Break in is a myth IMO. A patch with solvent on it doesn't physically alter the barrel to shoot better. I don't break in my rifles, they're more accurate than me and i've never had problems.

As hooligan said there is always room for improvement. Boretech Eliminator is good as well. Personally i don't clean my rifles until i see a degradation in accuracy.
 
Bladkop wrote"

Break in is a myth IMO. A patch with solvent on it doesn't physically alter the barrel to shoot better. I don't break in my rifles, they're more accurate than me and i've never had problems.

I am happy for you. How somever, I am having a problem.
 
All the posts here are kind of dancing around the bigger issue. What do you do with a bore that is excessively rough with tool marks? Those marks are going to cause copper fouling. Although I've never had to do it personally, I've seen cases where the only solution is to go at it with Flitz or another polishing compound.
 
hardbrawl said:
I am happy for you. How somever, I am having a problem.

Have you tried different ammo? You said you bought 3 boxes of 150gr winchester. What's the twist rate of the rifle?

Did you read the link i posted?
 
Thanks Doyle. I have been shooting for over 40 years, and have never run across a barrel that fouls like this one. That is why I asked if anyone has any experience with the Tubb polishing kit. It uses Sierra bullets impregnated with different levels of polishing compound. It is designed to wear down the high spots in the barrel and does make a slight change in bore diameter. However, since you only have so many bullets in the kit, the wear is minimal.

* * * * * * * * *

Reproduce the forum discussion on barrel break-in and fouling verbatim, from "As hooligan said" up to and including "another polishing compound.".

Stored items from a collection
* * * * * * * * *

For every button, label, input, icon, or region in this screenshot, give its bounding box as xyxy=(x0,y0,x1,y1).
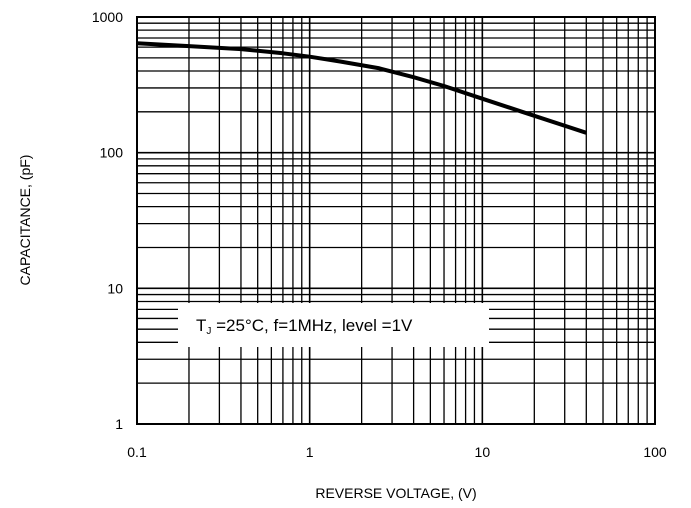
y-tick-label: 10 xyxy=(107,280,123,296)
annotation-subscript: J xyxy=(206,326,211,337)
x-axis-label: REVERSE VOLTAGE, (V) xyxy=(315,485,476,501)
annotation-box xyxy=(178,303,489,347)
x-tick-label: 1 xyxy=(306,444,314,460)
annotation-text: TJ =25°C, f=1MHz, level =1V xyxy=(196,316,413,337)
y-axis-label: CAPACITANCE, (pF) xyxy=(17,155,33,286)
annotation-main: T xyxy=(196,316,206,335)
series-line xyxy=(137,41,587,135)
y-tick-label: 1000 xyxy=(92,9,123,25)
x-tick-label: 100 xyxy=(643,444,667,460)
annotation-rest: =25°C, f=1MHz, level =1V xyxy=(211,316,413,335)
plot-frame xyxy=(136,16,656,425)
y-tick-label: 100 xyxy=(100,145,124,161)
y-tick-label: 1 xyxy=(115,416,123,432)
x-tick-label: 10 xyxy=(475,444,491,460)
x-tick-label: 0.1 xyxy=(127,444,147,460)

* * * * * * * * *

Result:
As hooligan said there is always room for improvement. Boretech Eliminator is good as well. Personally i don't clean my rifles until i see a degradation in accuracy.
 
Bladkop wrote"

Break in is a myth IMO. A patch with solvent on it doesn't physically alter the barrel to shoot better. I don't break in my rifles, they're more accurate than me and i've never had problems.

I am happy for you. How somever, I am having a problem.
 
All the posts here are kind of dancing around the bigger issue. What do you do with a bore that is excessively rough with tool marks? Those marks are going to cause copper fouling. Although I've never had to do it personally, I've seen cases where the only solution is to go at it with Flitz or another polishing compound.